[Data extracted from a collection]
______

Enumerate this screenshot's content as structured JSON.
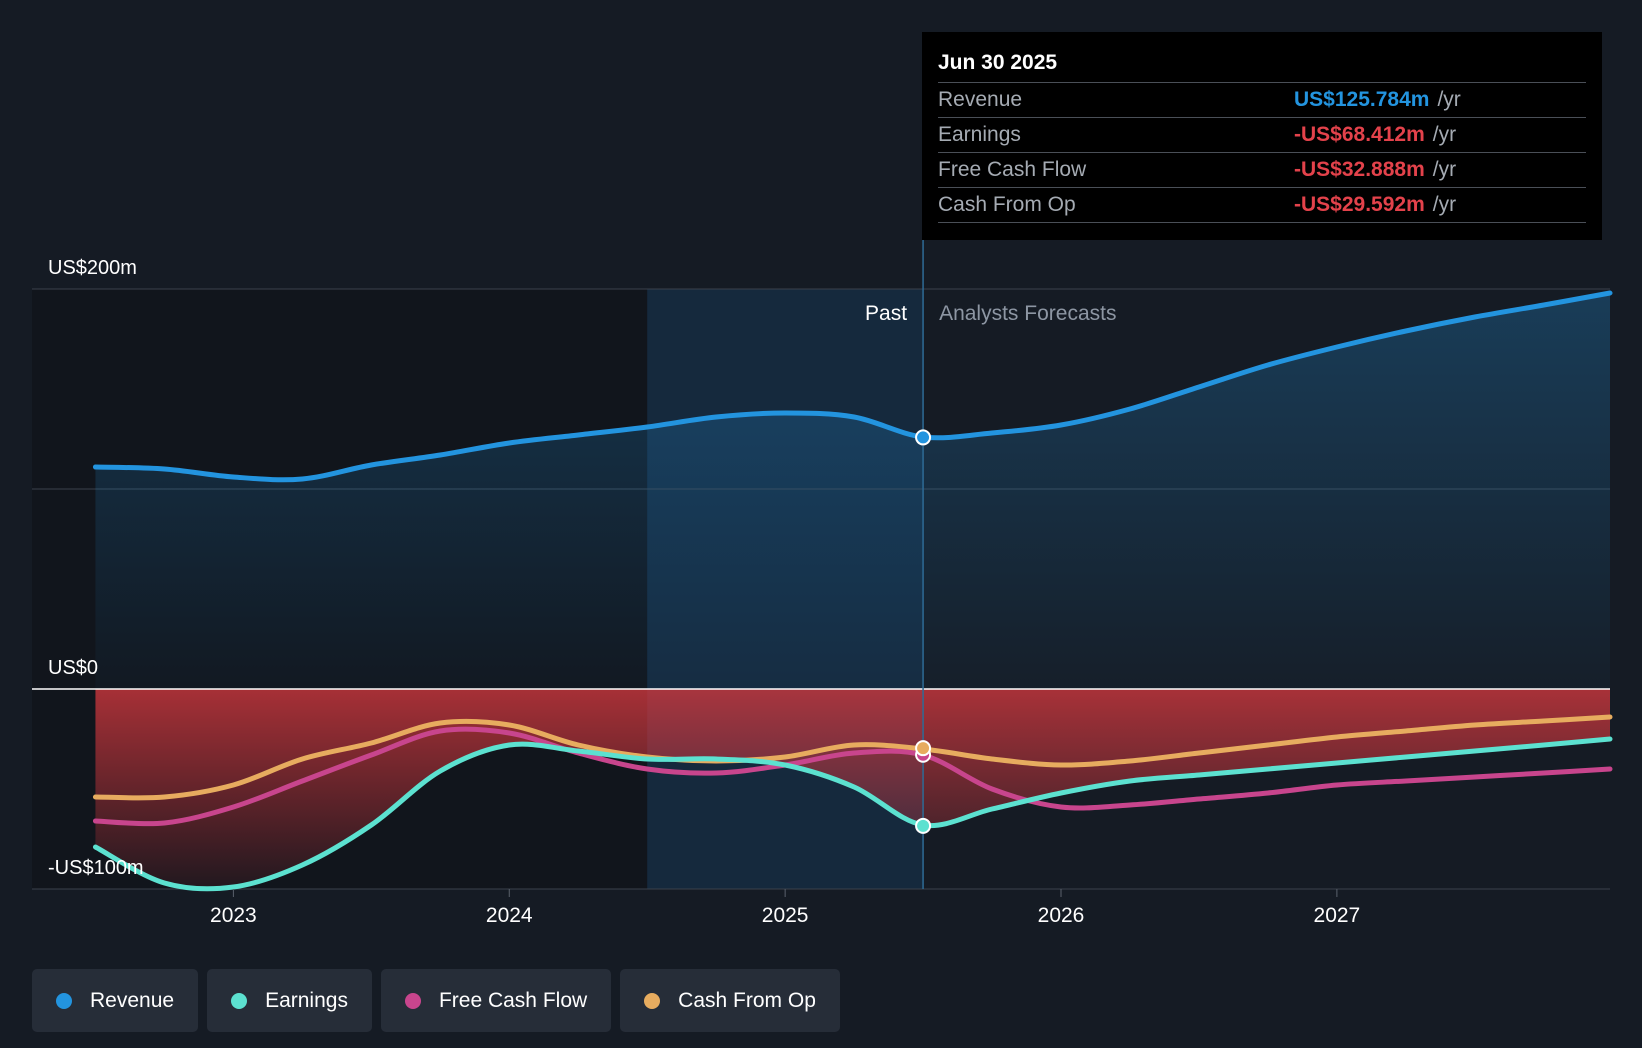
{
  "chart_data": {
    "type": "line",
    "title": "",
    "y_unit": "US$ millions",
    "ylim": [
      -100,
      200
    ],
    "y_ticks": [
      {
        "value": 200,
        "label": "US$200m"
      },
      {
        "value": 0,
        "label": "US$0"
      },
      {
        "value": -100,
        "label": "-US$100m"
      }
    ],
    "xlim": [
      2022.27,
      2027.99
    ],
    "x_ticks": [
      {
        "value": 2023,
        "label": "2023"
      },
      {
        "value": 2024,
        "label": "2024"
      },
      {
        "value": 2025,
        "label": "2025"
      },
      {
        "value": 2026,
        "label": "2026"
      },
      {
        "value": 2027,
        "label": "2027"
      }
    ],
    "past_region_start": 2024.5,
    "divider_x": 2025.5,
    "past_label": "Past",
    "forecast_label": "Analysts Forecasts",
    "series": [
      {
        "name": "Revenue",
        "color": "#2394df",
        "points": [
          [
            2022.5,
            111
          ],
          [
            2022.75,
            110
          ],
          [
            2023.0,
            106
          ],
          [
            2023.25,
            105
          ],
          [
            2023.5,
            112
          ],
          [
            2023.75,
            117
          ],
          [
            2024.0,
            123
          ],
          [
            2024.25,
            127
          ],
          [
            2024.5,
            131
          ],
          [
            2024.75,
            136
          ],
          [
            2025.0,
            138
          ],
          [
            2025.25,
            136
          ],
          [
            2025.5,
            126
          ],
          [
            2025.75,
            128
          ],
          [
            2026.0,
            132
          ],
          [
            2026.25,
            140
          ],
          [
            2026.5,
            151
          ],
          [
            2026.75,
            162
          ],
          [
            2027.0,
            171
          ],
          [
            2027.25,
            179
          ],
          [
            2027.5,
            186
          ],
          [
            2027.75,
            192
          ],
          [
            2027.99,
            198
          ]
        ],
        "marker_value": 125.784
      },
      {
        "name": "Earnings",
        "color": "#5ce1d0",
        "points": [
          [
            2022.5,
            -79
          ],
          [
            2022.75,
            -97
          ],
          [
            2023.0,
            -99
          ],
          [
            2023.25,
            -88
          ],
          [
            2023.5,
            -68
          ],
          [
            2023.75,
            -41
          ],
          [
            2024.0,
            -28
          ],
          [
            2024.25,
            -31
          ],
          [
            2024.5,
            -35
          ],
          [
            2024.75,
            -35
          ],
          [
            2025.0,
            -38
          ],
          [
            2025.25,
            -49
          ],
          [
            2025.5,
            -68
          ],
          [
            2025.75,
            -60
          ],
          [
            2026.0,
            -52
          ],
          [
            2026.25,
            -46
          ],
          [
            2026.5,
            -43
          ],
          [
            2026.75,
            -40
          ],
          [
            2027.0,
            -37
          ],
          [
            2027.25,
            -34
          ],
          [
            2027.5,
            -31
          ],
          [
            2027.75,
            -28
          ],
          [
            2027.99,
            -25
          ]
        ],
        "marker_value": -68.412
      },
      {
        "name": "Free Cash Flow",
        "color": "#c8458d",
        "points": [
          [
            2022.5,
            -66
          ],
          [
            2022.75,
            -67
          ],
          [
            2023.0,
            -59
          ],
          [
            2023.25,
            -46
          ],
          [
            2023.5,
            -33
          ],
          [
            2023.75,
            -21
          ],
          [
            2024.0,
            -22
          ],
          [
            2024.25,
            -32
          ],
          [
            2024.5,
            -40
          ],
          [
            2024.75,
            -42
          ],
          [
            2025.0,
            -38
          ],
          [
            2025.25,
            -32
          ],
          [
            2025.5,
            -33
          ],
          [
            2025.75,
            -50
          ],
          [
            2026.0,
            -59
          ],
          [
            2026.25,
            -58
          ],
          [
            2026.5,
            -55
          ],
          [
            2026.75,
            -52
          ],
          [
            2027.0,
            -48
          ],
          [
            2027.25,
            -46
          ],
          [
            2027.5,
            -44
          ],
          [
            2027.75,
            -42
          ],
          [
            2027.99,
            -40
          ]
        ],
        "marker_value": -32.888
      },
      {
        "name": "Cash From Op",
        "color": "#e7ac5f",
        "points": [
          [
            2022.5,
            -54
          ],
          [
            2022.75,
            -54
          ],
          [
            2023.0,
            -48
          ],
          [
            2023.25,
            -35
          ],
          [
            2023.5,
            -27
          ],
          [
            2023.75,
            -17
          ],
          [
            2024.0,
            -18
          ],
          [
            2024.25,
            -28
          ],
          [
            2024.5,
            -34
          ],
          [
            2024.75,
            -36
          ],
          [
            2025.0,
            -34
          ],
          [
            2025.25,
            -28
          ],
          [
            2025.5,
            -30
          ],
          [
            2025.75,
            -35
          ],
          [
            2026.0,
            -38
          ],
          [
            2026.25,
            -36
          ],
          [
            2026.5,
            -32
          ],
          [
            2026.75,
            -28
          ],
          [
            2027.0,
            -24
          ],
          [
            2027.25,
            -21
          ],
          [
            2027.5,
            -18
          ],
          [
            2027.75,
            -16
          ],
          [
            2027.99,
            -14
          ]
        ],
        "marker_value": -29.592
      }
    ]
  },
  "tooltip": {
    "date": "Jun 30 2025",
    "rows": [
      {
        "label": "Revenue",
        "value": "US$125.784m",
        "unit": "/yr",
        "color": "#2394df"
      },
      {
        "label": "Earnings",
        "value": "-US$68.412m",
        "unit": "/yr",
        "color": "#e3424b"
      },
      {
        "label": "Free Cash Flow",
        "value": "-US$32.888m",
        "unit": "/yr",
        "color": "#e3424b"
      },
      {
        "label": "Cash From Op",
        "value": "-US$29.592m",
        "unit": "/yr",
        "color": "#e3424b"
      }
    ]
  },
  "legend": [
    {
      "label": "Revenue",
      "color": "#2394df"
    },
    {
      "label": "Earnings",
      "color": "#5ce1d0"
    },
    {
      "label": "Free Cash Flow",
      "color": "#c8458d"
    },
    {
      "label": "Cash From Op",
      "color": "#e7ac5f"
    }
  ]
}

______

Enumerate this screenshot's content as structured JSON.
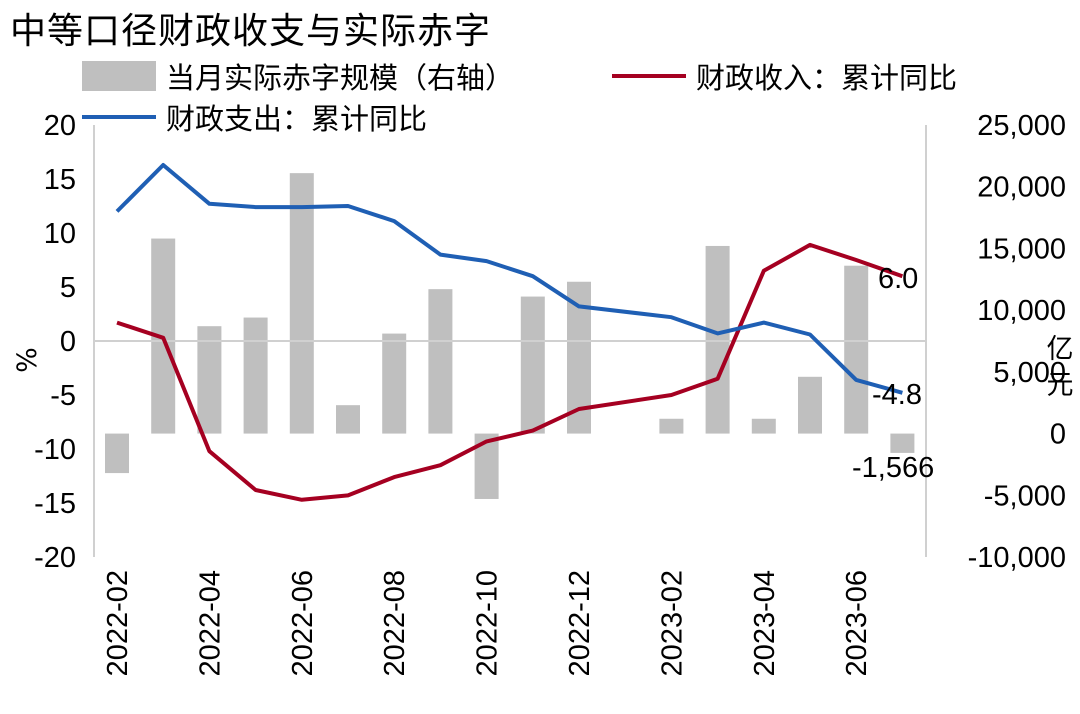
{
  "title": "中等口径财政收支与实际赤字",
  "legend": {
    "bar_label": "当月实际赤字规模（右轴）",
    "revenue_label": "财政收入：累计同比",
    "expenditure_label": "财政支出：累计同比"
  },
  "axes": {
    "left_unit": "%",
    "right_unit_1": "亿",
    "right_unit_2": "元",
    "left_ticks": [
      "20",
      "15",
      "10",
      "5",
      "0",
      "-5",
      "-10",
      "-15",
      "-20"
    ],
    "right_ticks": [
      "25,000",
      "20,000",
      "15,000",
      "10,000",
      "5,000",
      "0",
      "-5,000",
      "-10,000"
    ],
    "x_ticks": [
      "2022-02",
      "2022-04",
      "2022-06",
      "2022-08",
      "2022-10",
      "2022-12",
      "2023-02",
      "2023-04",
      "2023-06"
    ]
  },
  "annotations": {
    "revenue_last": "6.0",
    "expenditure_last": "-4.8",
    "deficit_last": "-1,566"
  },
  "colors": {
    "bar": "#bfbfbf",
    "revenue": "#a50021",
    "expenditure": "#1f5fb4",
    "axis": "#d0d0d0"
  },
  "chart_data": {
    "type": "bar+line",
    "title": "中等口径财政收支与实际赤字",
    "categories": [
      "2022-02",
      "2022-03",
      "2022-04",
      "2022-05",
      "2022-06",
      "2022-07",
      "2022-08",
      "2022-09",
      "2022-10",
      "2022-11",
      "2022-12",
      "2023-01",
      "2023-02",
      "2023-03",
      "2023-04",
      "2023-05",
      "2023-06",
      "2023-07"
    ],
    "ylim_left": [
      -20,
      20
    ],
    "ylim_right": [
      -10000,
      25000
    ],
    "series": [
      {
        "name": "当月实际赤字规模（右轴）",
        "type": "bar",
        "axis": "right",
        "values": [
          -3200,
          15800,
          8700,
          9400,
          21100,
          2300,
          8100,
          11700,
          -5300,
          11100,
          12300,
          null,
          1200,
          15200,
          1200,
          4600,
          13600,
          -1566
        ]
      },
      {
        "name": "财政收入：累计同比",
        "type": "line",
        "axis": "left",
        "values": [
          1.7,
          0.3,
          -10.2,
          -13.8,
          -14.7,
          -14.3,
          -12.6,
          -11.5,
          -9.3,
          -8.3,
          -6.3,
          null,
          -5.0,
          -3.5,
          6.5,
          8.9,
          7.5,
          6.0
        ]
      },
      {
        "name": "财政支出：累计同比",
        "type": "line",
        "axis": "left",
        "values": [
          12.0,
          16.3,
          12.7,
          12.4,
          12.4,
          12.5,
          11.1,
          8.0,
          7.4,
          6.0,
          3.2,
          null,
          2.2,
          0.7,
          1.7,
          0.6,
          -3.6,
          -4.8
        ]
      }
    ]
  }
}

______

■ What to work on ■
Gather, from the listing above, every line carrying the word "累计同比".

■ Result of the task ■
    "revenue_label": "财政收入：累计同比",
    "expenditure_label": "财政支出：累计同比"
        "name": "财政收入：累计同比",
        "name": "财政支出：累计同比",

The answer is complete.